-- START OF MATERIAL --

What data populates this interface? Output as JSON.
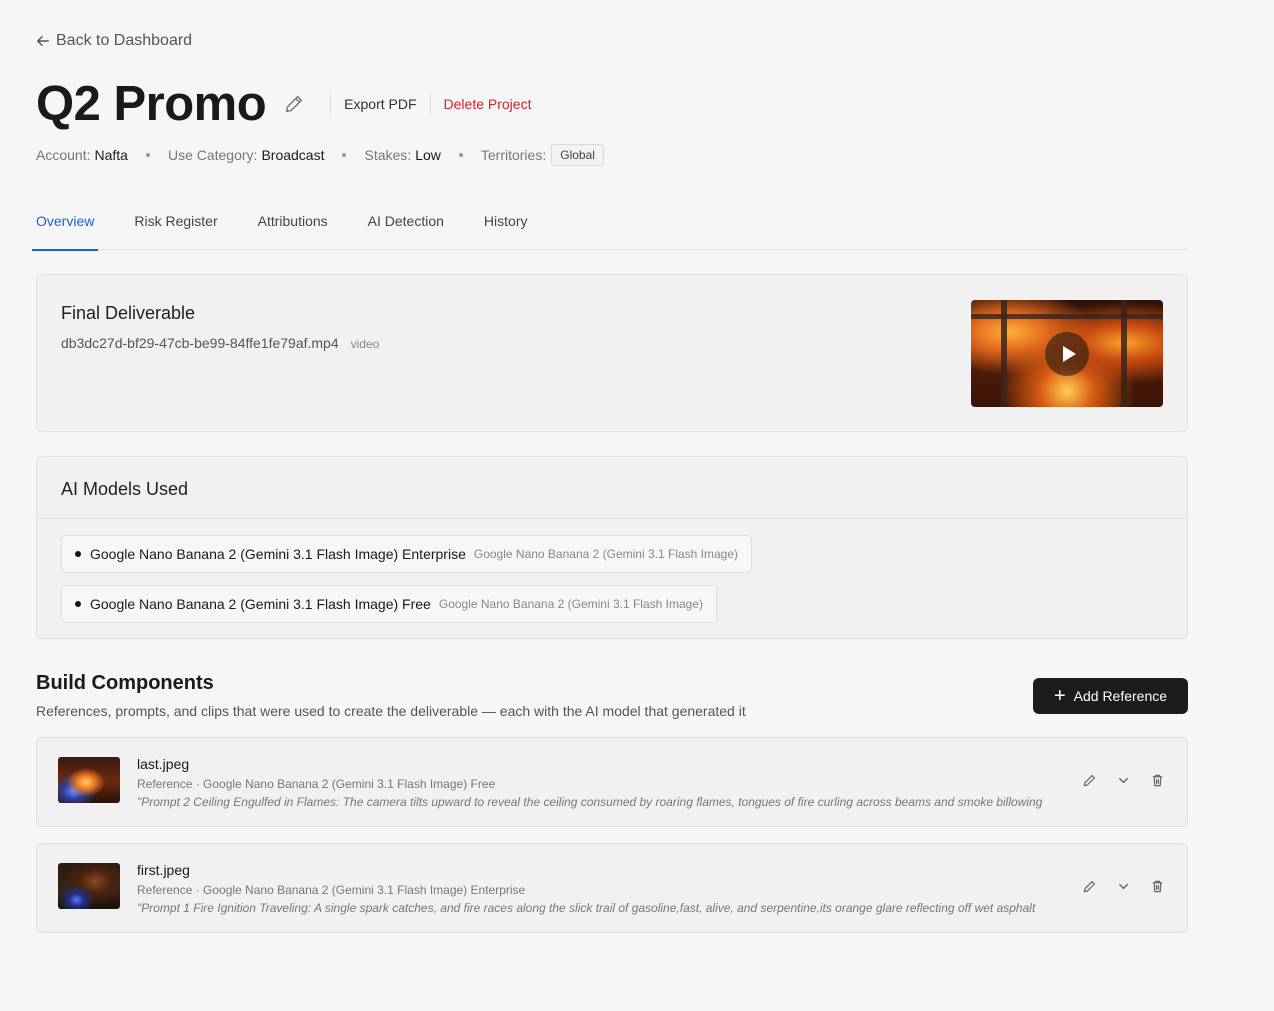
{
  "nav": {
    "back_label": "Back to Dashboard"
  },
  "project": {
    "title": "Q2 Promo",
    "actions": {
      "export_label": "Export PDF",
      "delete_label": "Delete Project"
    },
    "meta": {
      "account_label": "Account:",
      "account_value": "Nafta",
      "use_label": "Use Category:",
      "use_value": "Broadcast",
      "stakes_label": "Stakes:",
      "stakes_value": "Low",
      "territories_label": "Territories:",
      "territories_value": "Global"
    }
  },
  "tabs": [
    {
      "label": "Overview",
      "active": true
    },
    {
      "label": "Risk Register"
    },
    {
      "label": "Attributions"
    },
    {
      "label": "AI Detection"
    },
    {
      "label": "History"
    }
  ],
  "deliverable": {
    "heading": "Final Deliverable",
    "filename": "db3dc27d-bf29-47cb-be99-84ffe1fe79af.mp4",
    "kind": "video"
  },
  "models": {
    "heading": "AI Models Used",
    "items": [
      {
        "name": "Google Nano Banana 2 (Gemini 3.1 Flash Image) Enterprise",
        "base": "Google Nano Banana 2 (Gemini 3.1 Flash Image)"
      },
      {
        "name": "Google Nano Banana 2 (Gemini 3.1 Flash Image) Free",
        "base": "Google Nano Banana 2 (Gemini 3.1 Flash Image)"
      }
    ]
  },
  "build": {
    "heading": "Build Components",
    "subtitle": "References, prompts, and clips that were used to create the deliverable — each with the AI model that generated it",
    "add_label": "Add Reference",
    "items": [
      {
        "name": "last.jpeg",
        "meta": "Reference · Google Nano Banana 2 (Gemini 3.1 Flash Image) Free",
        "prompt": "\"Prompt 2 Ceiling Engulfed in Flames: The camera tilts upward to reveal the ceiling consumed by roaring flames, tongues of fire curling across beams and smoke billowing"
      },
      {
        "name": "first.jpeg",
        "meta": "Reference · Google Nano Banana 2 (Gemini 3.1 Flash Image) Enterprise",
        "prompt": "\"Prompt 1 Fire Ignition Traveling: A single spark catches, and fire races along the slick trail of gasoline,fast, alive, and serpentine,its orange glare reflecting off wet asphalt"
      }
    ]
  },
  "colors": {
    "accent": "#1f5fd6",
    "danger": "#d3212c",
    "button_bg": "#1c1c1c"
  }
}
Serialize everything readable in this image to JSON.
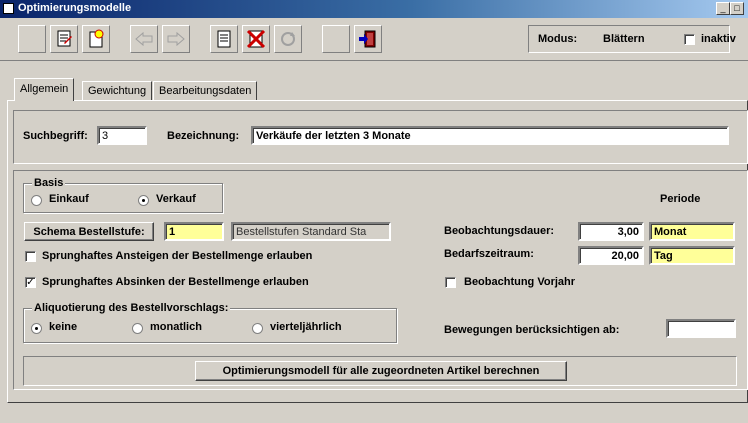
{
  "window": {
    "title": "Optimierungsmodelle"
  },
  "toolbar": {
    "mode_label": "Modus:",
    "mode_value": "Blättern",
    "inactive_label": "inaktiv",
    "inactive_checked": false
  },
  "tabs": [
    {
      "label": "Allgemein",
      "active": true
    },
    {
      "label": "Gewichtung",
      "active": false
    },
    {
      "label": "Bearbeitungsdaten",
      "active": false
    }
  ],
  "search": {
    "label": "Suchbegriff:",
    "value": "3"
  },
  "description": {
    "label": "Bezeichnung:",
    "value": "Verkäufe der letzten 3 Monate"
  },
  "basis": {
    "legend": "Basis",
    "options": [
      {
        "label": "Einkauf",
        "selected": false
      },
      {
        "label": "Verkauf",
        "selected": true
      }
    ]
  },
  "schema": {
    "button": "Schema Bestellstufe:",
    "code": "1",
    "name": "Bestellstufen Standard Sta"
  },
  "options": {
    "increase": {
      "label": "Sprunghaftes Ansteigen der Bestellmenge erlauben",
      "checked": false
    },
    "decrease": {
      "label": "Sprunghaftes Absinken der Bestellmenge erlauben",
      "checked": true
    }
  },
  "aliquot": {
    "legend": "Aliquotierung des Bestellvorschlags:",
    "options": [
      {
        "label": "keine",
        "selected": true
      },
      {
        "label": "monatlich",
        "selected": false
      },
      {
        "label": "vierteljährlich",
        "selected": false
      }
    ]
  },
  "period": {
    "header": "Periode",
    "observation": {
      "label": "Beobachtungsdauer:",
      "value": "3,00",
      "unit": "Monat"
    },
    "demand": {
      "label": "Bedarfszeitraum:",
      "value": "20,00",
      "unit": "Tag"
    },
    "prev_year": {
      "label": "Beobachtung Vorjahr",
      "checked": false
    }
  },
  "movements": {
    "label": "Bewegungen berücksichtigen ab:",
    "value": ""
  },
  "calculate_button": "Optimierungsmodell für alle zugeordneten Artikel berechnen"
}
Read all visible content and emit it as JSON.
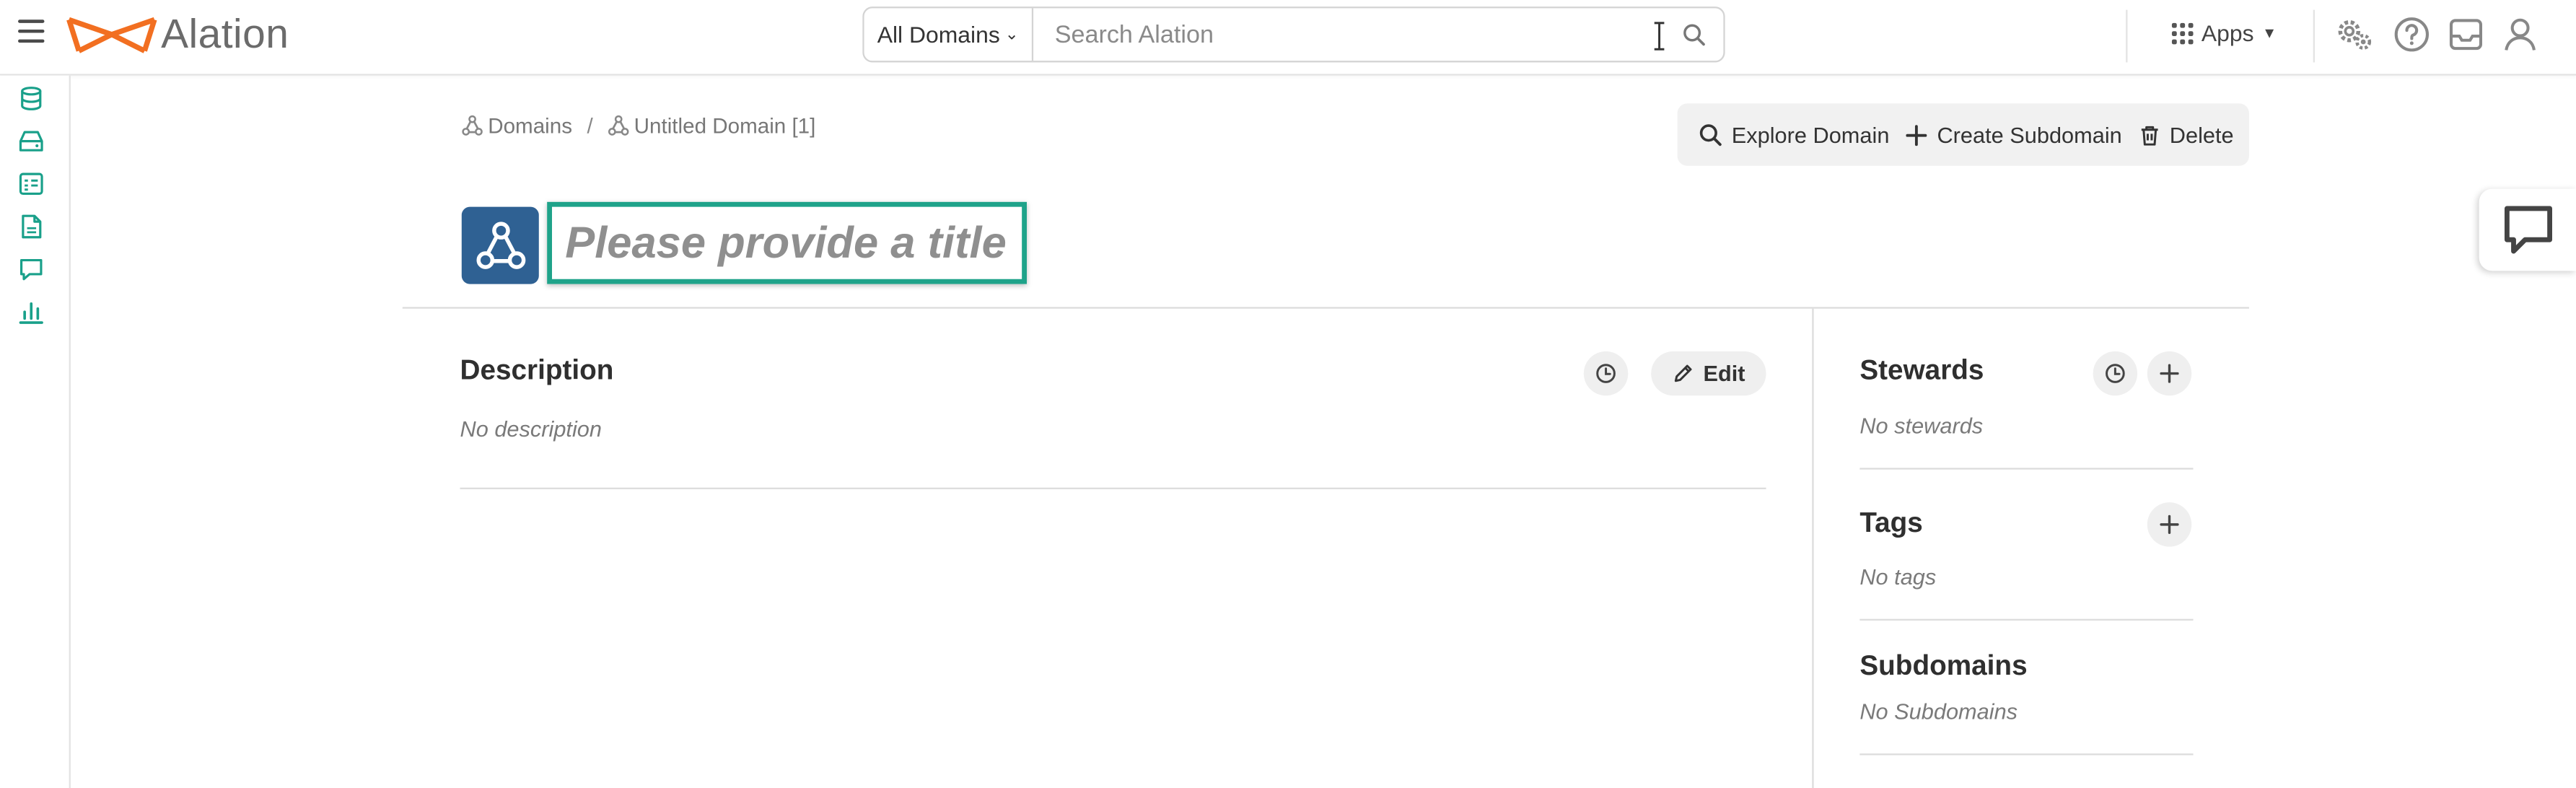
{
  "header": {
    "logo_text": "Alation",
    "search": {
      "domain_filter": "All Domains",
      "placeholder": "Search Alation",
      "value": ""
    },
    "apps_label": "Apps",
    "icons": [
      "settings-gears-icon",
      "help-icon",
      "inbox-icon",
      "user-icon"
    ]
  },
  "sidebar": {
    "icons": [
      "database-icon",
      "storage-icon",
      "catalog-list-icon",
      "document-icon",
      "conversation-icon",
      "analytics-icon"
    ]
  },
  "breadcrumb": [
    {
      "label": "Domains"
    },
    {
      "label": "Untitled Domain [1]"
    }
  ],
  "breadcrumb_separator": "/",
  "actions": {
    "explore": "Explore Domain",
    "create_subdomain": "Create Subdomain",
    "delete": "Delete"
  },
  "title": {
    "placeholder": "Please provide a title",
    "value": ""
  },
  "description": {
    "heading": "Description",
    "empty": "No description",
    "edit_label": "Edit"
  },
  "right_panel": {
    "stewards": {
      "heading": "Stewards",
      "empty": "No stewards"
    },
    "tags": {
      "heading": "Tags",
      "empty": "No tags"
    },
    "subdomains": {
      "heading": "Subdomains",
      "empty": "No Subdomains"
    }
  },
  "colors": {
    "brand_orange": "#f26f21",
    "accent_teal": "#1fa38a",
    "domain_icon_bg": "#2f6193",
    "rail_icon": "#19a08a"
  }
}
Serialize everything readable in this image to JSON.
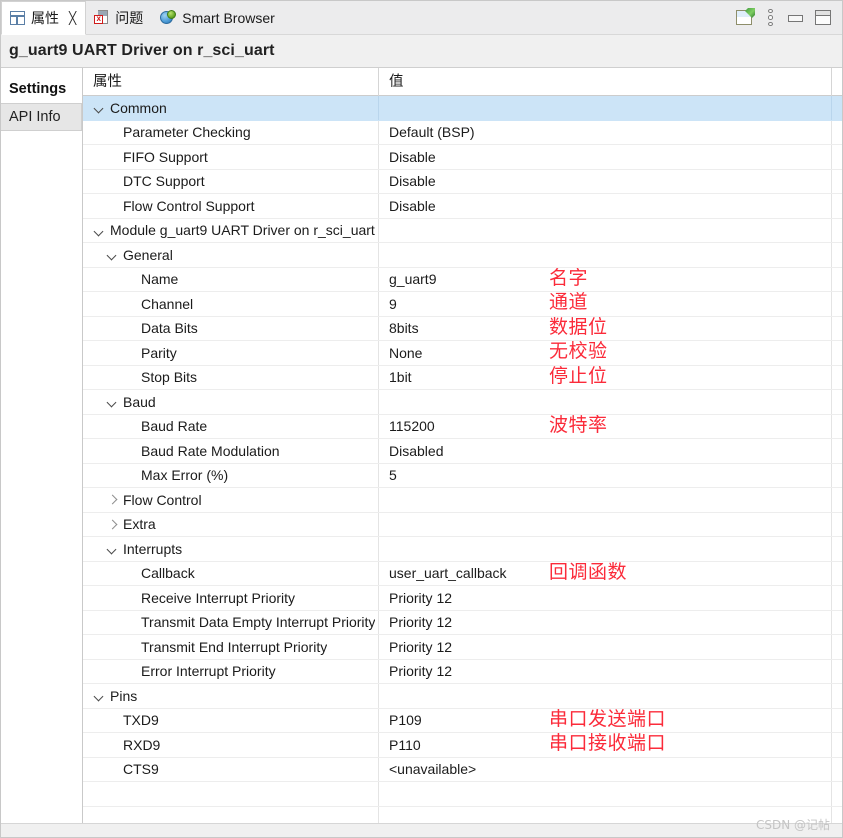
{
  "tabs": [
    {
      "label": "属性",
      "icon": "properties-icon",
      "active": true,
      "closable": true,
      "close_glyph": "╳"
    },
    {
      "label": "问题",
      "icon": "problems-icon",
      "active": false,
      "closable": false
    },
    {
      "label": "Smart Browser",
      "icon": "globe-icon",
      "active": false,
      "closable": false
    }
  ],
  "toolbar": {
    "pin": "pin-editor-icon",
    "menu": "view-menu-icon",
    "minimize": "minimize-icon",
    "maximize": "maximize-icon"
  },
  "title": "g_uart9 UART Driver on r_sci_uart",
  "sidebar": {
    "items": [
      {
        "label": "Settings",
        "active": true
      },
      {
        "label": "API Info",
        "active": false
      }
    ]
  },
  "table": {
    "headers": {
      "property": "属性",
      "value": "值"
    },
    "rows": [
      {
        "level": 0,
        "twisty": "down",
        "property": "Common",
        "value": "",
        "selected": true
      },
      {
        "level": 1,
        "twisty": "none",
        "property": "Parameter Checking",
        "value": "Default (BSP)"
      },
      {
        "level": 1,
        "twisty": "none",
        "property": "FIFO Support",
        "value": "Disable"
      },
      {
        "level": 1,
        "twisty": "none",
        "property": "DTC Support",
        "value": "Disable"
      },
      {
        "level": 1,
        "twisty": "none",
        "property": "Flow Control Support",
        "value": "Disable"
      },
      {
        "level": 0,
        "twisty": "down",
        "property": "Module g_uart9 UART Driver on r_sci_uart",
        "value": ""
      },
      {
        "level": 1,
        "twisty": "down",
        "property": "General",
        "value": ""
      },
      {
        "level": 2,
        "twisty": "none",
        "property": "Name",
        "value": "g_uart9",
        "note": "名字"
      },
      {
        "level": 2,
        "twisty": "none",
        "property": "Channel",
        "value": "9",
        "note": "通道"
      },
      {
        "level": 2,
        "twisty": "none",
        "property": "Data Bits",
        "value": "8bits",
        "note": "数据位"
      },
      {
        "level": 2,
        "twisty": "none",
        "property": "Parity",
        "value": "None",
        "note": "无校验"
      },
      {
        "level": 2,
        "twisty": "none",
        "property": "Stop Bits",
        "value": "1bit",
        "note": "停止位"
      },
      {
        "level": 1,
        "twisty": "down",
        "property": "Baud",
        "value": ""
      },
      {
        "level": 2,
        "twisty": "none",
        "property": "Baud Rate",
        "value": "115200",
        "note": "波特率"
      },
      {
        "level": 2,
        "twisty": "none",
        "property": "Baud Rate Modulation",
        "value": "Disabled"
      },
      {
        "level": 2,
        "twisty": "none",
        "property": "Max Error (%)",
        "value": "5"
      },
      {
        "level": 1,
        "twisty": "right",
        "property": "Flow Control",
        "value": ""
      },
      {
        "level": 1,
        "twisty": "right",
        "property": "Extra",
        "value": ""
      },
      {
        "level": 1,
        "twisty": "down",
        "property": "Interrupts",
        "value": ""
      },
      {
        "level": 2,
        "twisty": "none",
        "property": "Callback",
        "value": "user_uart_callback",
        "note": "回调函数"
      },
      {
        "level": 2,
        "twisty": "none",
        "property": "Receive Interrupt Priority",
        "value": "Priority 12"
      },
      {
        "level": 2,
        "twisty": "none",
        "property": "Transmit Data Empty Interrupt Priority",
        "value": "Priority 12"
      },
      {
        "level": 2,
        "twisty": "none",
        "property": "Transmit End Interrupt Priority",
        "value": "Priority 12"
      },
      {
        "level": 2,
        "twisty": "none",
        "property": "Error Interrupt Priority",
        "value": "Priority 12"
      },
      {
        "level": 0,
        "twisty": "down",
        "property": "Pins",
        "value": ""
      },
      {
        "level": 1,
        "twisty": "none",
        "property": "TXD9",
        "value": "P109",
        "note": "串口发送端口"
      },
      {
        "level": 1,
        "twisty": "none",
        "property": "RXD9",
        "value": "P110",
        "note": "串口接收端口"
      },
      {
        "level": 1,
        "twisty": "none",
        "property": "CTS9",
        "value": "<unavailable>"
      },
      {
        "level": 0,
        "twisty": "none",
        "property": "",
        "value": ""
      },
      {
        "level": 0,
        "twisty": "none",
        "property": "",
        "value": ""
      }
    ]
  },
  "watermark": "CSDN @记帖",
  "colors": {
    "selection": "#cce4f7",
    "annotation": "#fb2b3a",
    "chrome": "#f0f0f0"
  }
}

-- END OF MATERIAL --

## [TASK DIRECTIONS]
Using the listing above, gather each line that holds the string "legend" and copy it.

## [EXERCISE RESPONSE]
    "legend": "Basis",
    "legend": "Aliquotierung des Bestellvorschlags:",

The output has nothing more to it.